— Begin —
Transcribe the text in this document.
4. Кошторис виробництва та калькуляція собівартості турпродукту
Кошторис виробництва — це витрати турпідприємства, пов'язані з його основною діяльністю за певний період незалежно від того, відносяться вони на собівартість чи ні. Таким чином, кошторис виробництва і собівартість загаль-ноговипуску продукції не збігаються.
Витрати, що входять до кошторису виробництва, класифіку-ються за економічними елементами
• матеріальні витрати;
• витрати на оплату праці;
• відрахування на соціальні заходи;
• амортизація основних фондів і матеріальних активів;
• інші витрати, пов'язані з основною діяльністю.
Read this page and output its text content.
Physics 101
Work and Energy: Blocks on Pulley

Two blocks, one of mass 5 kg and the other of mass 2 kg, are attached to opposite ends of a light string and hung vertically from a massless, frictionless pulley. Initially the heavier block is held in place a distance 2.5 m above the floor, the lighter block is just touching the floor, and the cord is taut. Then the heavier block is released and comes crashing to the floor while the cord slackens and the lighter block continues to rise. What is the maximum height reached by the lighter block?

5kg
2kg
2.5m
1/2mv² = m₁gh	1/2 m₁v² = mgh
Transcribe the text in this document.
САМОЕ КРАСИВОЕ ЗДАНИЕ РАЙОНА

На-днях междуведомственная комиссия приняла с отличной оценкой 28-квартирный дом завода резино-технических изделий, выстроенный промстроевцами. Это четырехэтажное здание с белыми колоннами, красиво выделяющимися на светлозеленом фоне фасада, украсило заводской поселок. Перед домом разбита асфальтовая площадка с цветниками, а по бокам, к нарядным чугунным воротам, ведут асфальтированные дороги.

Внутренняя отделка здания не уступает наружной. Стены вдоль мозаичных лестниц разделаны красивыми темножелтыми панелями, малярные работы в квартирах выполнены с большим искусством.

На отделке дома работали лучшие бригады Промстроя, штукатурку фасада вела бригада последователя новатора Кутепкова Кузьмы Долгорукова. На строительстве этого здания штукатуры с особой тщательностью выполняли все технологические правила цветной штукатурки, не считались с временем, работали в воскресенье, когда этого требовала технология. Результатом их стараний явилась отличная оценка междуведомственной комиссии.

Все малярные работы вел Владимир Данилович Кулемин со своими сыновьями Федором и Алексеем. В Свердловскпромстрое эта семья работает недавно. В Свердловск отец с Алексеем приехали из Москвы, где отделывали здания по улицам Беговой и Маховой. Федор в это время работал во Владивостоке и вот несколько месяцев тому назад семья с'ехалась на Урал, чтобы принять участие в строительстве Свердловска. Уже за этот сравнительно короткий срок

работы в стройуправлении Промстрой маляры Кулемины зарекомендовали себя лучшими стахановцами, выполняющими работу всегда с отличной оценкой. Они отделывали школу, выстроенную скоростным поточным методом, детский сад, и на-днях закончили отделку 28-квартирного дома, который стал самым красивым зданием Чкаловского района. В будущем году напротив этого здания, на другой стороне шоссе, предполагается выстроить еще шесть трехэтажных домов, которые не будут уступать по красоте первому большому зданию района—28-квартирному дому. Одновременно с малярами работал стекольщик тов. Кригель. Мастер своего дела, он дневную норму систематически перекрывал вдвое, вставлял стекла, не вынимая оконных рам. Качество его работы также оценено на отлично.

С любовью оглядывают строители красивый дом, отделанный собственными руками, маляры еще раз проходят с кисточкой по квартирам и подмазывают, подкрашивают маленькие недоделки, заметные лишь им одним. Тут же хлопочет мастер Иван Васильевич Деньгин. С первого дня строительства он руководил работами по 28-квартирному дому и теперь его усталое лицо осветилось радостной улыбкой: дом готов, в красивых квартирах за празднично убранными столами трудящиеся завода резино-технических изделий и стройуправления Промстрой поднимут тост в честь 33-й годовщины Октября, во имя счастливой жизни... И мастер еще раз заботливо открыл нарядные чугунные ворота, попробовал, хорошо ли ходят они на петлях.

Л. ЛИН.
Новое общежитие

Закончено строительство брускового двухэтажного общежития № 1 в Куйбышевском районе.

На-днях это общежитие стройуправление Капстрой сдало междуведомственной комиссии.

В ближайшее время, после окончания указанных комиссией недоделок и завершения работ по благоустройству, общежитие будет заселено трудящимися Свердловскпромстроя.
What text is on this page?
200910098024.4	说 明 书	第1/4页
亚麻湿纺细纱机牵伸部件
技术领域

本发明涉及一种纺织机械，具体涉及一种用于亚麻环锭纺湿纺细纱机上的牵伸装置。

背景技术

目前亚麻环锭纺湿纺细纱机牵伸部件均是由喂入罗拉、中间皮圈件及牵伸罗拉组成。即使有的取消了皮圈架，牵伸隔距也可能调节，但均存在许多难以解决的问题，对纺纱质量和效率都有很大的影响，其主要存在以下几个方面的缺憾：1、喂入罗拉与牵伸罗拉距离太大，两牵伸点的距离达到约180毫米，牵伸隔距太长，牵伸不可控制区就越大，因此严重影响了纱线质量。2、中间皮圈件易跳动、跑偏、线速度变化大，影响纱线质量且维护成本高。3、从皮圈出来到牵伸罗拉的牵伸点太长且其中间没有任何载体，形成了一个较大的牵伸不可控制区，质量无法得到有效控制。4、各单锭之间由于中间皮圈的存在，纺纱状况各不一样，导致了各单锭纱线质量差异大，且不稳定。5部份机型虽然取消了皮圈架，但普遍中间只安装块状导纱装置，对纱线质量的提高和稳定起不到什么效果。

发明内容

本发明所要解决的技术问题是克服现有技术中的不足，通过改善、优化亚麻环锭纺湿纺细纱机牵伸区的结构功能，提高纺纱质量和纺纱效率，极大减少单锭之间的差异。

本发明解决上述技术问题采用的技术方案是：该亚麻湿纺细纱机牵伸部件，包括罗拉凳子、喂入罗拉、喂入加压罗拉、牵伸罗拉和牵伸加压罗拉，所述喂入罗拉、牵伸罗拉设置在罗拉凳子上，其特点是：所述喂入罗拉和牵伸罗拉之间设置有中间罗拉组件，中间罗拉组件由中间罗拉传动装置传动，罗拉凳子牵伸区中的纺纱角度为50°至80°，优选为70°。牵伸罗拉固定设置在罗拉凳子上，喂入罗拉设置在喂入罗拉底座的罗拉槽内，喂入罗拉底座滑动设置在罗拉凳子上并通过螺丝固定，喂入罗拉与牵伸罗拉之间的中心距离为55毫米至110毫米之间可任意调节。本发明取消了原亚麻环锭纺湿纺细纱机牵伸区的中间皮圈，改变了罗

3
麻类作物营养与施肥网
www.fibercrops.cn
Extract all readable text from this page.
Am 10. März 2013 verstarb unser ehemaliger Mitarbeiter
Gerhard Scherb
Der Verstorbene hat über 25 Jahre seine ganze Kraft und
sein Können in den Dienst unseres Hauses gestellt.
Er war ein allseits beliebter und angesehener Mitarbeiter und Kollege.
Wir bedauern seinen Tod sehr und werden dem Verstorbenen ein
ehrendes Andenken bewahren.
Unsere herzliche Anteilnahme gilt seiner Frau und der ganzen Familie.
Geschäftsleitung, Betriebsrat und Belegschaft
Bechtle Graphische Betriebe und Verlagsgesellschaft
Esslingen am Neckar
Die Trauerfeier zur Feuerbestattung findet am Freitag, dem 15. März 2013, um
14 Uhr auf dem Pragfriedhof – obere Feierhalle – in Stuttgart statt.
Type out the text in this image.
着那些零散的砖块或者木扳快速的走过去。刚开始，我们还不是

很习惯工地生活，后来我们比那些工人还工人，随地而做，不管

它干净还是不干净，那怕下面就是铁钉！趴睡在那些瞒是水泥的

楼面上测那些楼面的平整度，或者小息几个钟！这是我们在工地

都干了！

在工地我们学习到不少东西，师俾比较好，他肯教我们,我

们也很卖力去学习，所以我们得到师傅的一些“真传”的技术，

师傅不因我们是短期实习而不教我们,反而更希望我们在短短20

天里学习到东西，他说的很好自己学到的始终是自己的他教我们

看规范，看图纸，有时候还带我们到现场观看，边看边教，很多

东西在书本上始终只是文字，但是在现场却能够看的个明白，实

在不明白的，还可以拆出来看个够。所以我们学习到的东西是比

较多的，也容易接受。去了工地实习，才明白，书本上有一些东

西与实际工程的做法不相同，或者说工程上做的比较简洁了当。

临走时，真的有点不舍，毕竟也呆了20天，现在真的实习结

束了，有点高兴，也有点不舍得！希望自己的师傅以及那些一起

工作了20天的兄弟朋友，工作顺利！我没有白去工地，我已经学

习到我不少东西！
— End —
Task to complete >> Using the material above, copy every line in which the string "квартирах" occurs.

Completed exercise >>
Внутренняя отделка здания не уступает наружной. Стены вдоль мозаичных лестниц разделаны красивыми темножелтыми панелями, малярные работы в квартирах выполнены с большим искусством.
С любовью оглядывают строители красивый дом, отделанный собственными руками, маляры еще раз проходят с кисточкой по квартирам и подмазывают, подкрашивают маленькие недоделки, заметные лишь им одним. Тут же хлопочет мастер Иван Васильевич Деньгин. С первого дня строительства он руководил работами по 28-квартирному дому и теперь его усталое лицо осветилось радостной улыбкой: дом готов, в красивых квартирах за празднично убранными столами трудящиеся завода резино-технических изделий и стройуправления Промстрой поднимут тост в честь 33-й годовщины Октября, во имя счастливой жизни... И мастер еще раз заботливо открыл нарядные чугунные ворота, попробовал, хорошо ли ходят они на петлях.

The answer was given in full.